What you will do:
Search the data for the word "structured". Reproduce every line where it is found.

Provided material:
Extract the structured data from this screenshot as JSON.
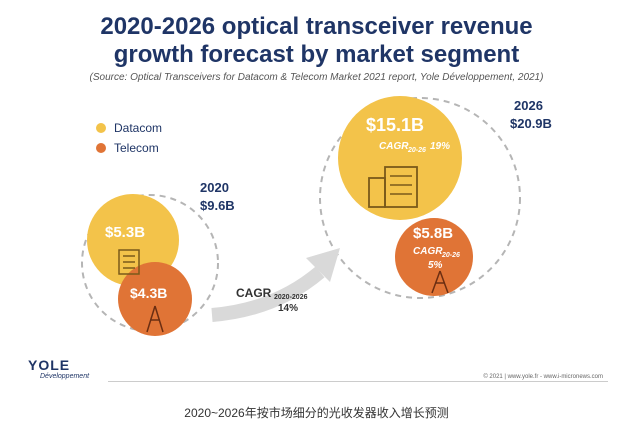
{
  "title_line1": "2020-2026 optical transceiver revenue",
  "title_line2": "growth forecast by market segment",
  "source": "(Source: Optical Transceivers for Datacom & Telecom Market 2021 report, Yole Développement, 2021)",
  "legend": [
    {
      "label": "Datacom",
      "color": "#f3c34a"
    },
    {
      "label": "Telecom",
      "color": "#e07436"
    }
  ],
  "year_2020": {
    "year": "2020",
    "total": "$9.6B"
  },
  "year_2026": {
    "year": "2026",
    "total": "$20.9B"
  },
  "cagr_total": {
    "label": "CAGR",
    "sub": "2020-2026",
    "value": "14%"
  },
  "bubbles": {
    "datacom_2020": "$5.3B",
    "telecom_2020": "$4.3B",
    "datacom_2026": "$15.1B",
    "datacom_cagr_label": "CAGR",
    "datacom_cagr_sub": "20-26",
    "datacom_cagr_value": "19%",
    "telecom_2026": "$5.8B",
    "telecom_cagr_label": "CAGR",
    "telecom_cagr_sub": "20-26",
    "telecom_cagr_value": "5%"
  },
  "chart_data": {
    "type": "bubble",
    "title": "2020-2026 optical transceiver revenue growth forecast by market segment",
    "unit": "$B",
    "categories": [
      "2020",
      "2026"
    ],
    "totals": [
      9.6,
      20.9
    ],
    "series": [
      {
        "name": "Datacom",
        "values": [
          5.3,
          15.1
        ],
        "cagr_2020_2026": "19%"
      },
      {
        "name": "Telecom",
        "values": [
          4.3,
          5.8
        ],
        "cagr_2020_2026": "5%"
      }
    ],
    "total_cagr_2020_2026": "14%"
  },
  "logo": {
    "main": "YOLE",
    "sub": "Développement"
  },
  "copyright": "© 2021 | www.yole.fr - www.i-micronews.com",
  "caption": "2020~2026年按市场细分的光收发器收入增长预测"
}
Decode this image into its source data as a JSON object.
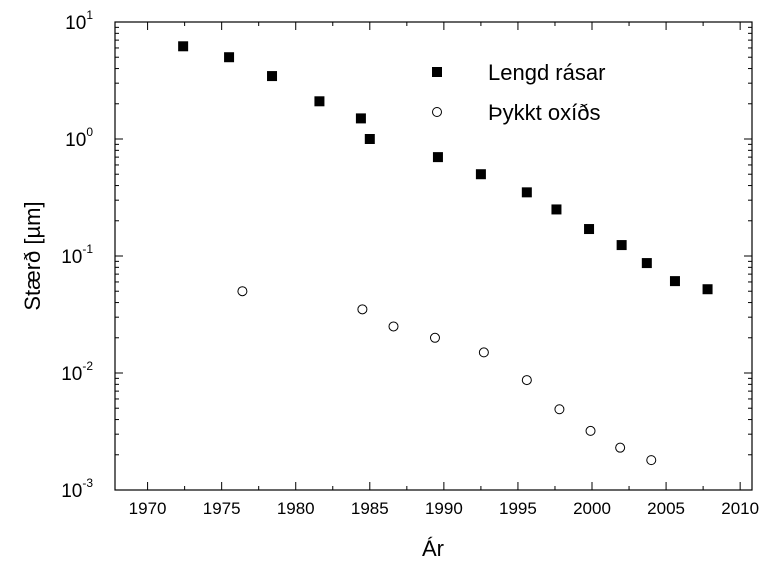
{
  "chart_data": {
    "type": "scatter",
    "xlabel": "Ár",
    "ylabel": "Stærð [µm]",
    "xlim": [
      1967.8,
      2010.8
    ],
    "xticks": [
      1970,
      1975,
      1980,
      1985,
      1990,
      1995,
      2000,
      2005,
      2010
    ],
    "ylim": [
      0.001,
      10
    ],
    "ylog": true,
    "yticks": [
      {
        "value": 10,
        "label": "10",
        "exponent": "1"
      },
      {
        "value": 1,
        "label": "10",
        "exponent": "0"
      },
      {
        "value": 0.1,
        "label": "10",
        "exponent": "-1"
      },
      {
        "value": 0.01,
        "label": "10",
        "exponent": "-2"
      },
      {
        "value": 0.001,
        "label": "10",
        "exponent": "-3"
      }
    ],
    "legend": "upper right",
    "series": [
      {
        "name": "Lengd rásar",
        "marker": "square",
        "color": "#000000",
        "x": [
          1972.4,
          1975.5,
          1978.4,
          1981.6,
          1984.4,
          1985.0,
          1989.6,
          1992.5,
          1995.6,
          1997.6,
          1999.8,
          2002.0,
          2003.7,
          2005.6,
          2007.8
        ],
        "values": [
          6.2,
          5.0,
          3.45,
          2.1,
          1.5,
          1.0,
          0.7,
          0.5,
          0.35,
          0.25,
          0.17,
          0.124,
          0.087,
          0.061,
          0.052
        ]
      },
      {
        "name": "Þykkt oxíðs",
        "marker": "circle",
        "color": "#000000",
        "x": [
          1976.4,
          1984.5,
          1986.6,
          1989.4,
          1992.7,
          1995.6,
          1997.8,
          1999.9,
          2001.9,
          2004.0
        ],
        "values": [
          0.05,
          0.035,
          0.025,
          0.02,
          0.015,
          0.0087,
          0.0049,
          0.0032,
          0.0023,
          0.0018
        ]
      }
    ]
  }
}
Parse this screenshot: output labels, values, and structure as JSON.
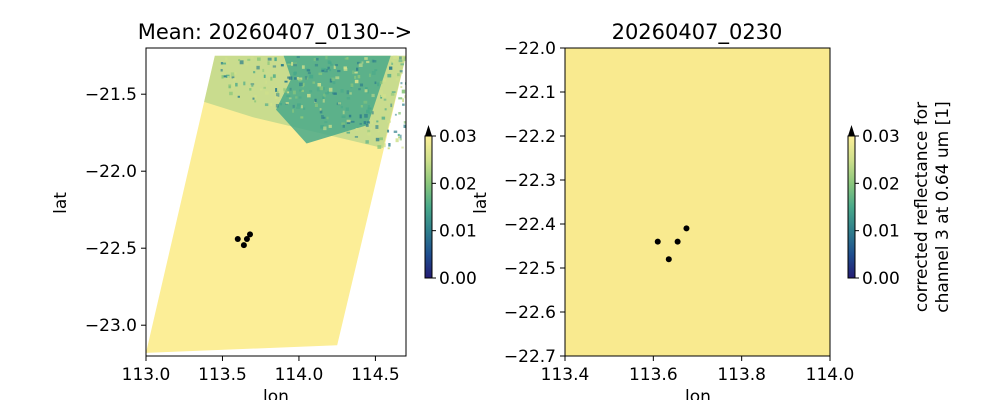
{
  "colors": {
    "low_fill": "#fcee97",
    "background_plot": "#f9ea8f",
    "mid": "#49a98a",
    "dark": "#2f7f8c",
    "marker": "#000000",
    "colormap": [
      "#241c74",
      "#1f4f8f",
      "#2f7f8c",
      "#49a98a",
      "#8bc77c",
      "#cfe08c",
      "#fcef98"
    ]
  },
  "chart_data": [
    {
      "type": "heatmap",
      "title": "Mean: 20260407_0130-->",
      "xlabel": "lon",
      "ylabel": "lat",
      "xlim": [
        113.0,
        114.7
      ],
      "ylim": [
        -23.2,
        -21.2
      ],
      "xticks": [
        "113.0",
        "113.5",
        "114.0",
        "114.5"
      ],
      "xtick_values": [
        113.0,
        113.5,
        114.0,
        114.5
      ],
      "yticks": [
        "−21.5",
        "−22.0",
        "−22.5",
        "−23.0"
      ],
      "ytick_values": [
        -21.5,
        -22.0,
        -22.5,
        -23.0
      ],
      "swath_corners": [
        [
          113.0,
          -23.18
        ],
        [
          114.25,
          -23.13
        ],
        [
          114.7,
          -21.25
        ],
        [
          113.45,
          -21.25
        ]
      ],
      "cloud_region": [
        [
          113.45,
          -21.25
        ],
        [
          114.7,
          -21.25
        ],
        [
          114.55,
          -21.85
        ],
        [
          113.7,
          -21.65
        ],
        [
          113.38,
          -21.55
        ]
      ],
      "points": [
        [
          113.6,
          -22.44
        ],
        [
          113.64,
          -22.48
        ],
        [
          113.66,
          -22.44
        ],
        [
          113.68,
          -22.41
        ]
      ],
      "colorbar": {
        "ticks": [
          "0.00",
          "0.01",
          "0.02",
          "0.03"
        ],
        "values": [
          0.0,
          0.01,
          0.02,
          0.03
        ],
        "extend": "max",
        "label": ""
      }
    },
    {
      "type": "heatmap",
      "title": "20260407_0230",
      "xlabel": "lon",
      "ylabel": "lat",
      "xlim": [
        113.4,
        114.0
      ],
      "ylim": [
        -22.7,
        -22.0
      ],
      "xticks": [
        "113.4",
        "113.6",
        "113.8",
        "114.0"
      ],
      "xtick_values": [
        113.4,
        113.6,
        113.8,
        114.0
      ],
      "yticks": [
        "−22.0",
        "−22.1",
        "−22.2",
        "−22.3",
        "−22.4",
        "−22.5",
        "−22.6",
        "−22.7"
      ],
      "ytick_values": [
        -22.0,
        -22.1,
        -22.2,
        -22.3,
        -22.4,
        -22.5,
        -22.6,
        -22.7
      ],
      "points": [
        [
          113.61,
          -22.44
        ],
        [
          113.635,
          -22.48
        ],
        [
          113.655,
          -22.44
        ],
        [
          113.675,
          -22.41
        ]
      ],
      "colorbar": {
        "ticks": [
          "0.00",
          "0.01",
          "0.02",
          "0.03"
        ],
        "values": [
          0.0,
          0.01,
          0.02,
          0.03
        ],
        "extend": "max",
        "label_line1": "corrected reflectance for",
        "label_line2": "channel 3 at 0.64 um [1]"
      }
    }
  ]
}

---

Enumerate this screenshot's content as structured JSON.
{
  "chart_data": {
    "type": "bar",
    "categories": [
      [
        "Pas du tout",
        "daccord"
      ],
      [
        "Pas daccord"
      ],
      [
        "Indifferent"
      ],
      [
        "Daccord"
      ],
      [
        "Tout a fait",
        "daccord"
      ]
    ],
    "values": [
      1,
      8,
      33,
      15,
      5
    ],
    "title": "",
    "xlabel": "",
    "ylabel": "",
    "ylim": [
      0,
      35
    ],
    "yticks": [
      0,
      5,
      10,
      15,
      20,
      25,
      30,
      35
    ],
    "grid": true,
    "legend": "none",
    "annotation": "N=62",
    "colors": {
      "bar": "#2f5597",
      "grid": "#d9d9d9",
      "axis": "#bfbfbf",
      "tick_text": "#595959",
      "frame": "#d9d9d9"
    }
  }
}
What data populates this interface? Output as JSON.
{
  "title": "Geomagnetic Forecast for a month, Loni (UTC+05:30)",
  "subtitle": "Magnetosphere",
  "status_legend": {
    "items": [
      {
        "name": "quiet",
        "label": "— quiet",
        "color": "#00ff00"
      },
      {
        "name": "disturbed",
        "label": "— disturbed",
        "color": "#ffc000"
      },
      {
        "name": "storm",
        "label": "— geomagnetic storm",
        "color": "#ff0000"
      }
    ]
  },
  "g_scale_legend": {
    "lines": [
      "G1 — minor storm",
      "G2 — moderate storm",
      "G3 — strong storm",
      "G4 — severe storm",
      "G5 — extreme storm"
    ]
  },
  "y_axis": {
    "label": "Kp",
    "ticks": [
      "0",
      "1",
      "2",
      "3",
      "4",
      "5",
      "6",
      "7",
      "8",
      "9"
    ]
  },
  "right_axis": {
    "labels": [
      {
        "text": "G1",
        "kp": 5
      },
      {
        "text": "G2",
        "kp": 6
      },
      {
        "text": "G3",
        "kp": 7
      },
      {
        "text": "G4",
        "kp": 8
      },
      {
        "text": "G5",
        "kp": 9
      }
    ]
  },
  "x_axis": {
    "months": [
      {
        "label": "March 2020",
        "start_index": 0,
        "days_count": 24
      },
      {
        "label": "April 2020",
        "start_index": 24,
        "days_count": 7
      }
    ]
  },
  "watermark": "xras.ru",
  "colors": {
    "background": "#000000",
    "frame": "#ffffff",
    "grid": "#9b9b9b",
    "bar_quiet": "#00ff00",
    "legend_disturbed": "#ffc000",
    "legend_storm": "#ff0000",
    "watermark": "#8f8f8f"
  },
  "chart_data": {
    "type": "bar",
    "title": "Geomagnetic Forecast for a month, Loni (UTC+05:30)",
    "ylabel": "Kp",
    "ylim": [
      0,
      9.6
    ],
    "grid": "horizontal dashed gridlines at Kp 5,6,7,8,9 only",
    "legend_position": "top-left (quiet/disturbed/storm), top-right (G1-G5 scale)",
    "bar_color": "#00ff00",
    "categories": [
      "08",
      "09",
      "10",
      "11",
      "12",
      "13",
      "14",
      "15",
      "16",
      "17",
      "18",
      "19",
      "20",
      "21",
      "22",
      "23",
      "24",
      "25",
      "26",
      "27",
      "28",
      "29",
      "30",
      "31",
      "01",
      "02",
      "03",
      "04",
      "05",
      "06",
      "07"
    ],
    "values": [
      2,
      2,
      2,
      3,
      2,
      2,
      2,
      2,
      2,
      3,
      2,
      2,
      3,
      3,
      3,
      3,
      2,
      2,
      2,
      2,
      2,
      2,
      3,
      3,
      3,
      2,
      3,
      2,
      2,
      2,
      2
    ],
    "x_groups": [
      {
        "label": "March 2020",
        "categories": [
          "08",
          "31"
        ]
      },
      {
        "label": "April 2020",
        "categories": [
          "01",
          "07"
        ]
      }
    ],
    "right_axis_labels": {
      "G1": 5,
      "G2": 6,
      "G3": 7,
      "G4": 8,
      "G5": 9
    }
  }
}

Problem solution:
Extract the structured data from this screenshot as JSON.
Enumerate this screenshot's content as structured JSON.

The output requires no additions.